====== INFORMATION SHOWN

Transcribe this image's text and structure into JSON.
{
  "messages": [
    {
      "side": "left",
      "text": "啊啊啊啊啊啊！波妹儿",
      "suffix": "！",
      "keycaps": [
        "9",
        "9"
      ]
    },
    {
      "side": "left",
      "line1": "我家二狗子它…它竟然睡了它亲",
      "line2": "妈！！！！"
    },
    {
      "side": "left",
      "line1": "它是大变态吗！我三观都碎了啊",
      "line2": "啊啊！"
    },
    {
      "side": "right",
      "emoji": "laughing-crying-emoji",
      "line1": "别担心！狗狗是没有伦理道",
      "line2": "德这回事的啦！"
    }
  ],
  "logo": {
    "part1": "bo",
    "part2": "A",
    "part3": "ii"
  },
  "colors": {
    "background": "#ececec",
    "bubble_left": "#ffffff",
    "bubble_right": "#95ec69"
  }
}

============
====== INFORMATION SHOWN

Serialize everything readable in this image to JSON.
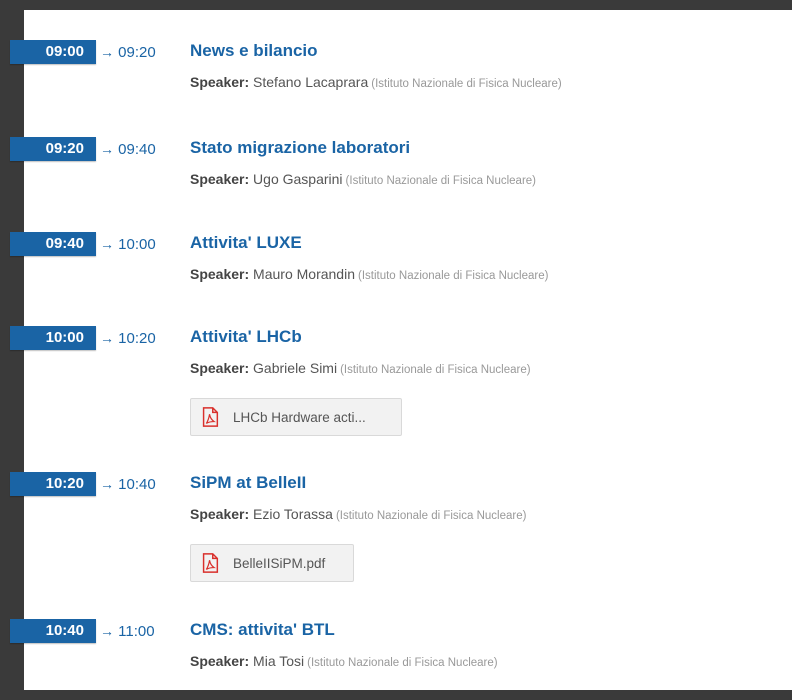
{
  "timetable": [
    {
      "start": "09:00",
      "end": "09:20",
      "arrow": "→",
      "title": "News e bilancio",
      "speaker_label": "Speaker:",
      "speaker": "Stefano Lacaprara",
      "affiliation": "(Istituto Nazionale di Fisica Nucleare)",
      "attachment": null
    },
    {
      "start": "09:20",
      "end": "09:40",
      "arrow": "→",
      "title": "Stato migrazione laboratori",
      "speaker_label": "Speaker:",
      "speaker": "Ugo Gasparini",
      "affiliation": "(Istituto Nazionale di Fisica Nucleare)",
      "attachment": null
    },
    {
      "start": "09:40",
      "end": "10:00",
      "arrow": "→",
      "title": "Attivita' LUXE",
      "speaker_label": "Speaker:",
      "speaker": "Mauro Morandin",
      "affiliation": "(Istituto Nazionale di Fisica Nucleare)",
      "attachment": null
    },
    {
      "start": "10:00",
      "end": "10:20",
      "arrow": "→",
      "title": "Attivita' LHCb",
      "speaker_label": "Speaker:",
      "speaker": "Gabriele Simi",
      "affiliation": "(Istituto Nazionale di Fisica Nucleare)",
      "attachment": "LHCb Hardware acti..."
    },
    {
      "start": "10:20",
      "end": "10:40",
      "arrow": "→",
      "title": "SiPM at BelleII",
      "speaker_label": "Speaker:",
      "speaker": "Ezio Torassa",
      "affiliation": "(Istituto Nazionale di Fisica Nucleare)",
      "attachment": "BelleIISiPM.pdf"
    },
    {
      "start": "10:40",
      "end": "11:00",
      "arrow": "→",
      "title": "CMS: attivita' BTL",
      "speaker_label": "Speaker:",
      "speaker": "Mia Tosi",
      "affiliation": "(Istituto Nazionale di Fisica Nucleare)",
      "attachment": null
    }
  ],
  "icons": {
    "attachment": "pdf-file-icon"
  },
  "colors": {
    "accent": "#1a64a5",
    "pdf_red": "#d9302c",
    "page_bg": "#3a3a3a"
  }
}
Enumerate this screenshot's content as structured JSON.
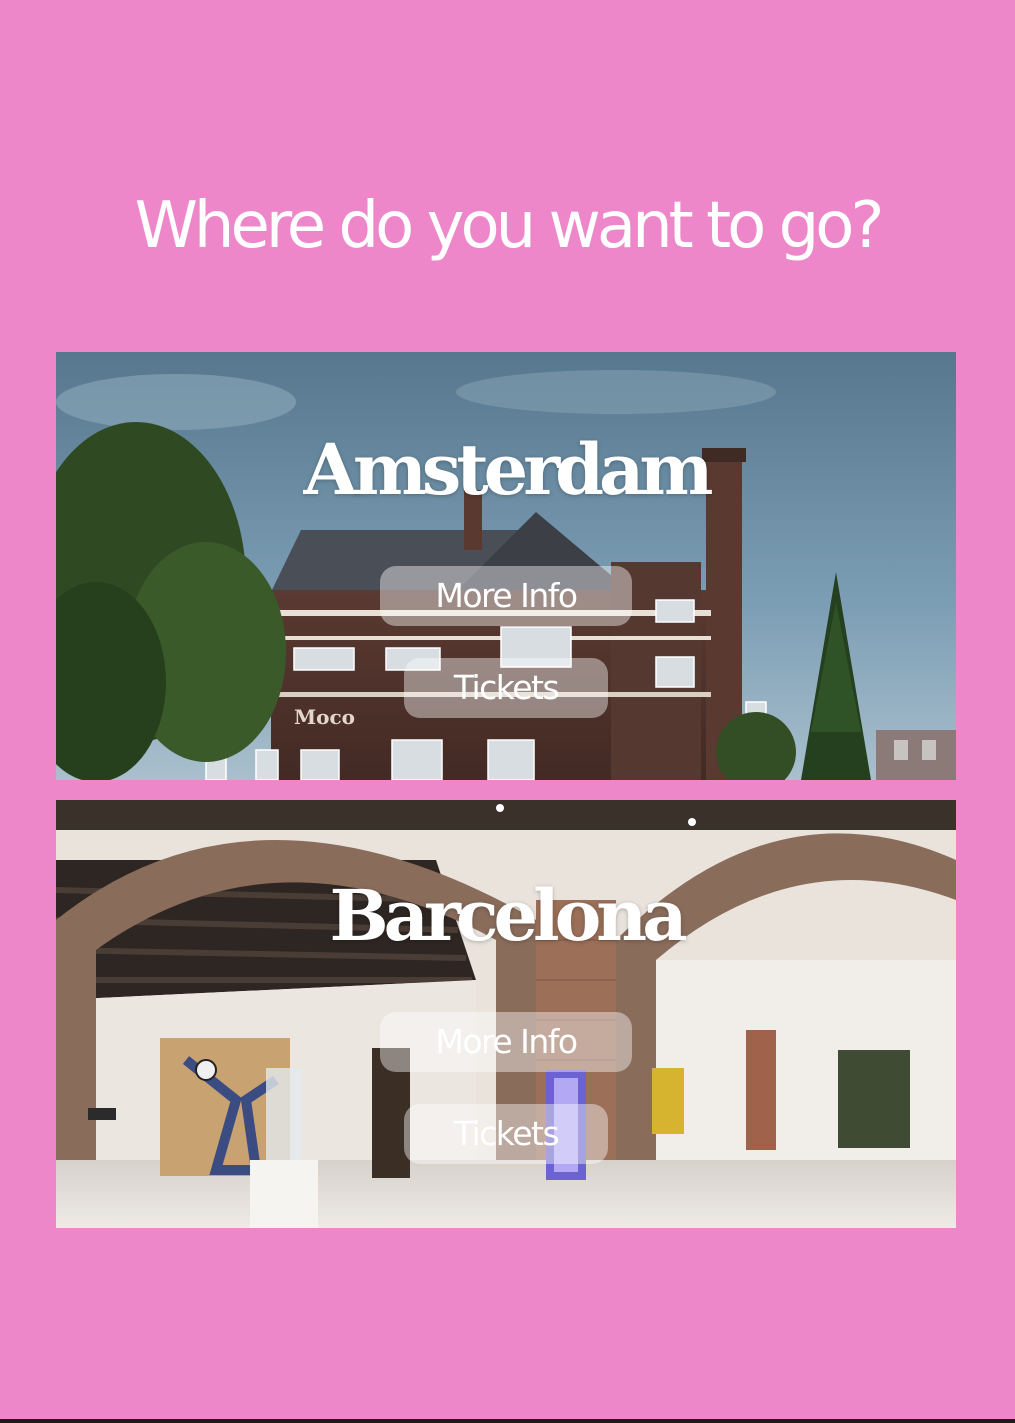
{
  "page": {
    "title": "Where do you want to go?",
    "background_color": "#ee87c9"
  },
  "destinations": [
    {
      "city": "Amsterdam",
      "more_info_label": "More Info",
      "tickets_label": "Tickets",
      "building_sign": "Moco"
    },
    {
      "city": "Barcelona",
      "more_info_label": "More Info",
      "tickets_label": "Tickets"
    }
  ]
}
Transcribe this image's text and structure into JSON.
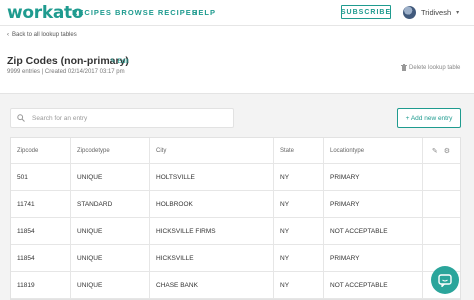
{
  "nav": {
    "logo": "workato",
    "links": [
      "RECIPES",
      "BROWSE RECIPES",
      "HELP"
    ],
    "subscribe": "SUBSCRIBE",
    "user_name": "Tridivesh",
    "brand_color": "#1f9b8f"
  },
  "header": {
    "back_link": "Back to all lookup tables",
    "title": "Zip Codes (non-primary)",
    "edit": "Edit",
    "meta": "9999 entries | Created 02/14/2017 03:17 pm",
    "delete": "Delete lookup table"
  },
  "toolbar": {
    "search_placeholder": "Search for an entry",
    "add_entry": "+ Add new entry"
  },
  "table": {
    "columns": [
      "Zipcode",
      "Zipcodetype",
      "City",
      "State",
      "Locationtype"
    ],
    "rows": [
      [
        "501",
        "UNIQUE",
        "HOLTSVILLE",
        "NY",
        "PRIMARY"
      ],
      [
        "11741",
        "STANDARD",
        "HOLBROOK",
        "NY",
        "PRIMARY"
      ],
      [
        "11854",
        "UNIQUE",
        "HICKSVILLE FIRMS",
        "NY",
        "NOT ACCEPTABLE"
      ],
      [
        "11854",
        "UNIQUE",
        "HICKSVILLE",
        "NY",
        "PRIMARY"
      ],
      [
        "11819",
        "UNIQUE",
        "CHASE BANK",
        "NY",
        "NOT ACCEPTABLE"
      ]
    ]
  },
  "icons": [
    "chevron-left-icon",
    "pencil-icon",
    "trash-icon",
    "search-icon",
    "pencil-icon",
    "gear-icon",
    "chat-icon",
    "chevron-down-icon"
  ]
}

============

*STATED GOAL:* Show every line from the listing above in which the string "LHCb" appears.

*THE ANSWER:*
      "title": "Attivita' LHCb",
      "attachment": "LHCb Hardware acti..."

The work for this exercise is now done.